## Objective
Keep only the lines that hold the string "trouble", filtering out the rest of the entries below.

## Material provided

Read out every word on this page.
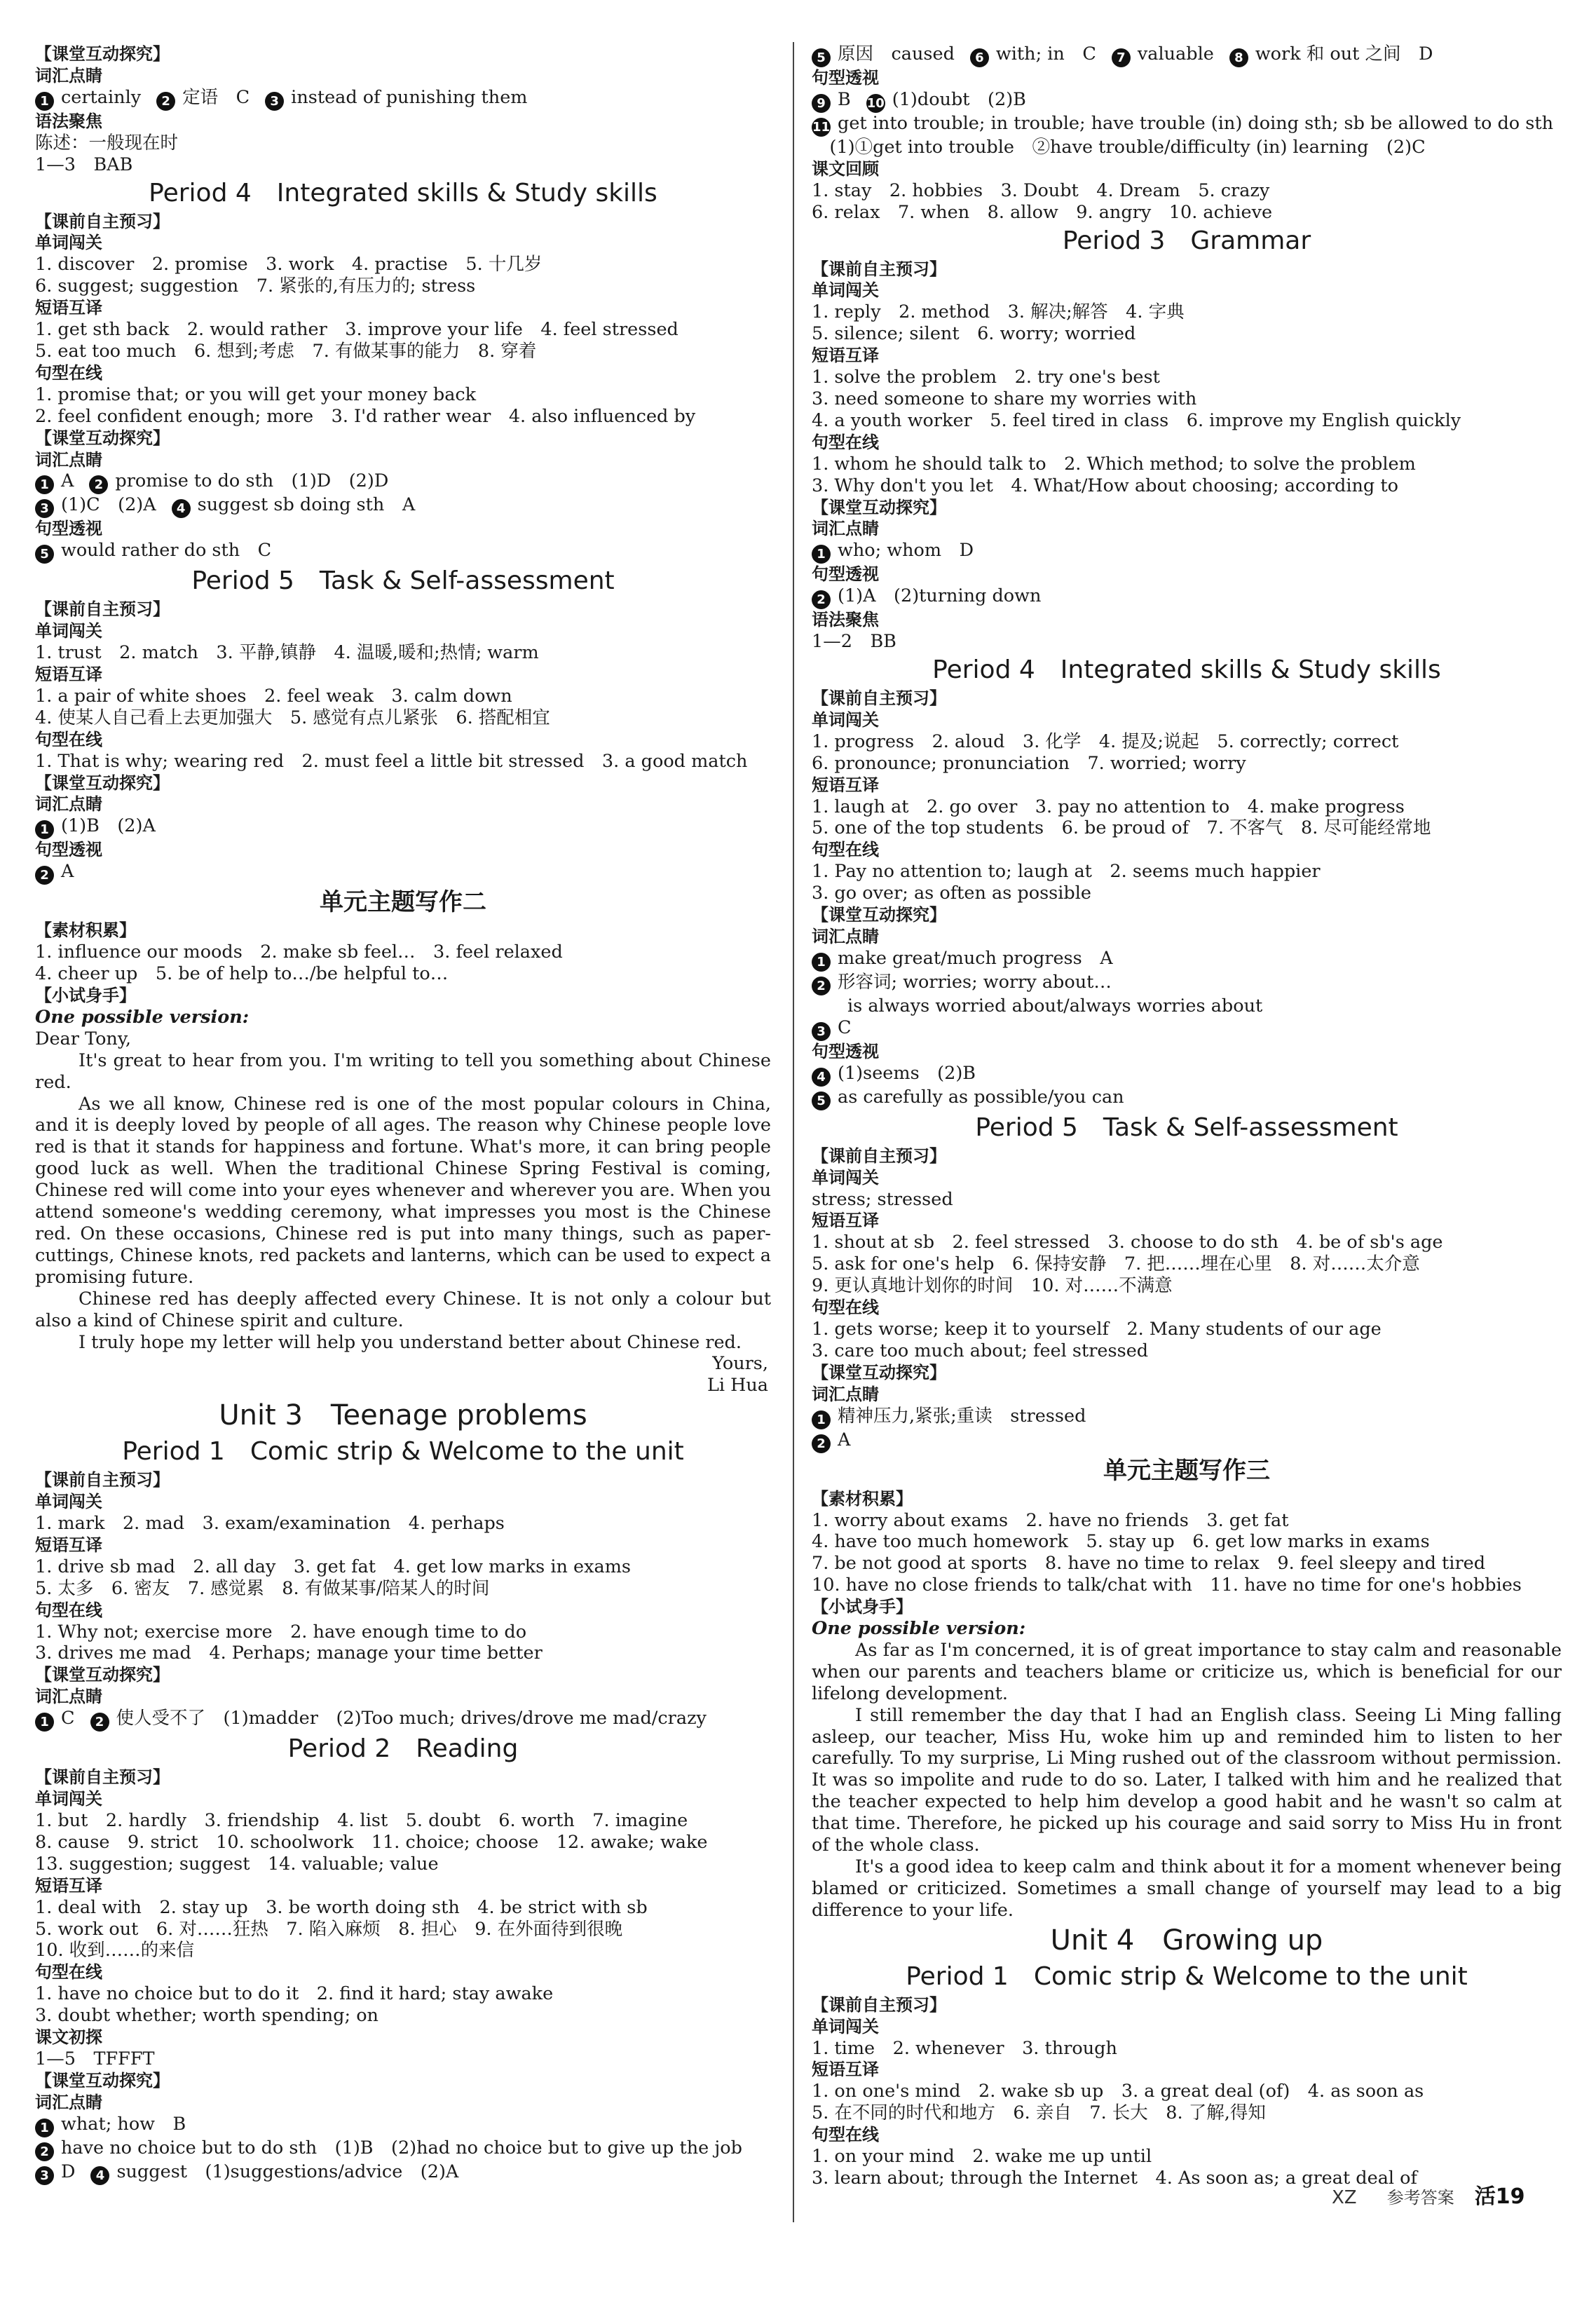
【课堂互动探究】
词汇点睛
1 certainly 2 定语　C 3 instead of punishing them
语法聚焦
陈述：一般现在时
1—3　BAB
Period 4　Integrated skills & Study skills
【课前自主预习】
单词闯关
1. discover　2. promise　3. work　4. practise　5. 十几岁
6. suggest; suggestion　7. 紧张的,有压力的; stress
短语互译
1. get sth back　2. would rather　3. improve your life　4. feel stressed
5. eat too much　6. 想到;考虑　7. 有做某事的能力　8. 穿着
句型在线
1. promise that; or you will get your money back
2. feel confident enough; more　3. I'd rather wear　4. also influenced by
【课堂互动探究】
词汇点睛
1 A 2 promise to do sth　(1)D　(2)D
3 (1)C　(2)A 4 suggest sb doing sth　A
句型透视
5 would rather do sth　C
Period 5　Task & Self-assessment
【课前自主预习】
单词闯关
1. trust　2. match　3. 平静,镇静　4. 温暖,暖和;热情; warm
短语互译
1. a pair of white shoes　2. feel weak　3. calm down
4. 使某人自己看上去更加强大　5. 感觉有点儿紧张　6. 搭配相宜
句型在线
1. That is why; wearing red　2. must feel a little bit stressed　3. a good match
【课堂互动探究】
词汇点睛
1 (1)B　(2)A
句型透视
2 A
单元主题写作二
【素材积累】
1. influence our moods　2. make sb feel…　3. feel relaxed
4. cheer up　5. be of help to…/be helpful to…
【小试身手】
One possible version:
Dear Tony,
It's great to hear from you. I'm writing to tell you something about Chinese red.
As we all know, Chinese red is one of the most popular colours in China, and it is deeply loved by people of all ages. The reason why Chinese people love red is that it stands for happiness and fortune. What's more, it can bring people good luck as well. When the traditional Chinese Spring Festival is coming, Chinese red will come into your eyes whenever and wherever you are. When you attend someone's wedding ceremony, what impresses you most is the Chinese red. On these occasions, Chinese red is put into many things, such as paper-cuttings, Chinese knots, red packets and lanterns, which can be used to expect a promising future.
Chinese red has deeply affected every Chinese. It is not only a colour but also a kind of Chinese spirit and culture.
I truly hope my letter will help you understand better about Chinese red.
Yours,
Li Hua
Unit 3　Teenage problems
Period 1　Comic strip & Welcome to the unit
【课前自主预习】
单词闯关
1. mark　2. mad　3. exam/examination　4. perhaps
短语互译
1. drive sb mad　2. all day　3. get fat　4. get low marks in exams
5. 太多　6. 密友　7. 感觉累　8. 有做某事/陪某人的时间
句型在线
1. Why not; exercise more　2. have enough time to do
3. drives me mad　4. Perhaps; manage your time better
【课堂互动探究】
词汇点睛
1 C 2 使人受不了　(1)madder　(2)Too much; drives/drove me mad/crazy
Period 2　Reading
【课前自主预习】
单词闯关
1. but　2. hardly　3. friendship　4. list　5. doubt　6. worth　7. imagine
8. cause　9. strict　10. schoolwork　11. choice; choose　12. awake; wake
13. suggestion; suggest　14. valuable; value
短语互译
1. deal with　2. stay up　3. be worth doing sth　4. be strict with sb
5. work out　6. 对……狂热　7. 陷入麻烦　8. 担心　9. 在外面待到很晚
10. 收到……的来信
句型在线
1. have no choice but to do it　2. find it hard; stay awake
3. doubt whether; worth spending; on
课文初探
1—5　TFFFT
【课堂互动探究】
词汇点睛
1 what; how　B
2 have no choice but to do sth　(1)B　(2)had no choice but to give up the job
3 D 4 suggest　(1)suggestions/advice　(2)A
5 原因　caused 6 with; in　C 7 valuable 8 work 和 out 之间　D
句型透视
9 B 10 (1)doubt　(2)B
11 get into trouble; in trouble; have trouble (in) doing sth; sb be allowed to do sth
　(1)①get into trouble　②have trouble/difficulty (in) learning　(2)C
课文回顾
1. stay　2. hobbies　3. Doubt　4. Dream　5. crazy
6. relax　7. when　8. allow　9. angry　10. achieve
Period 3　Grammar
【课前自主预习】
单词闯关
1. reply　2. method　3. 解决;解答　4. 字典
5. silence; silent　6. worry; worried
短语互译
1. solve the problem　2. try one's best
3. need someone to share my worries with
4. a youth worker　5. feel tired in class　6. improve my English quickly
句型在线
1. whom he should talk to　2. Which method; to solve the problem
3. Why don't you let　4. What/How about choosing; according to
【课堂互动探究】
词汇点睛
1 who; whom　D
句型透视
2 (1)A　(2)turning down
语法聚焦
1—2　BB
Period 4　Integrated skills & Study skills
【课前自主预习】
单词闯关
1. progress　2. aloud　3. 化学　4. 提及;说起　5. correctly; correct
6. pronounce; pronunciation　7. worried; worry
短语互译
1. laugh at　2. go over　3. pay no attention to　4. make progress
5. one of the top students　6. be proud of　7. 不客气　8. 尽可能经常地
句型在线
1. Pay no attention to; laugh at　2. seems much happier
3. go over; as often as possible
【课堂互动探究】
词汇点睛
1 make great/much progress　A
2 形容词; worries; worry about…
　　is always worried about/always worries about
3 C
句型透视
4 (1)seems　(2)B
5 as carefully as possible/you can
Period 5　Task & Self-assessment
【课前自主预习】
单词闯关
stress; stressed
短语互译
1. shout at sb　2. feel stressed　3. choose to do sth　4. be of sb's age
5. ask for one's help　6. 保持安静　7. 把……埋在心里　8. 对……太介意
9. 更认真地计划你的时间　10. 对……不满意
句型在线
1. gets worse; keep it to yourself　2. Many students of our age
3. care too much about; feel stressed
【课堂互动探究】
词汇点睛
1 精神压力,紧张;重读　stressed
2 A
单元主题写作三
【素材积累】
1. worry about exams　2. have no friends　3. get fat
4. have too much homework　5. stay up　6. get low marks in exams
7. be not good at sports　8. have no time to relax　9. feel sleepy and tired
10. have no close friends to talk/chat with　11. have no time for one's hobbies
【小试身手】
One possible version:
As far as I'm concerned, it is of great importance to stay calm and reasonable when our parents and teachers blame or criticize us, which is beneficial for our lifelong development.
I still remember the day that I had an English class. Seeing Li Ming falling asleep, our teacher, Miss Hu, woke him up and reminded him to listen to her carefully. To my surprise, Li Ming rushed out of the classroom without permission. It was so impolite and rude to do so. Later, I talked with him and he realized that the teacher expected to help him develop a good habit and he wasn't so calm at that time. Therefore, he picked up his courage and said sorry to Miss Hu in front of the whole class.
It's a good idea to keep calm and think about it for a moment whenever being blamed or criticized. Sometimes a small change of yourself may lead to a big difference to your life.
Unit 4　Growing up
Period 1　Comic strip & Welcome to the unit
【课前自主预习】
单词闯关
1. time　2. whenever　3. through
短语互译
1. on one's mind　2. wake sb up　3. a great deal (of)　4. as soon as
5. 在不同的时代和地方　6. 亲自　7. 长大　8. 了解,得知
句型在线
1. on your mind　2. wake me up until
3. learn about; through the Internet　4. As soon as; a great deal of
XZ 参考答案 活19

## Correct output
11 get into trouble; in trouble; have trouble (in) doing sth; sb be allowed to do sth
　(1)①get into trouble　②have trouble/difficulty (in) learning　(2)C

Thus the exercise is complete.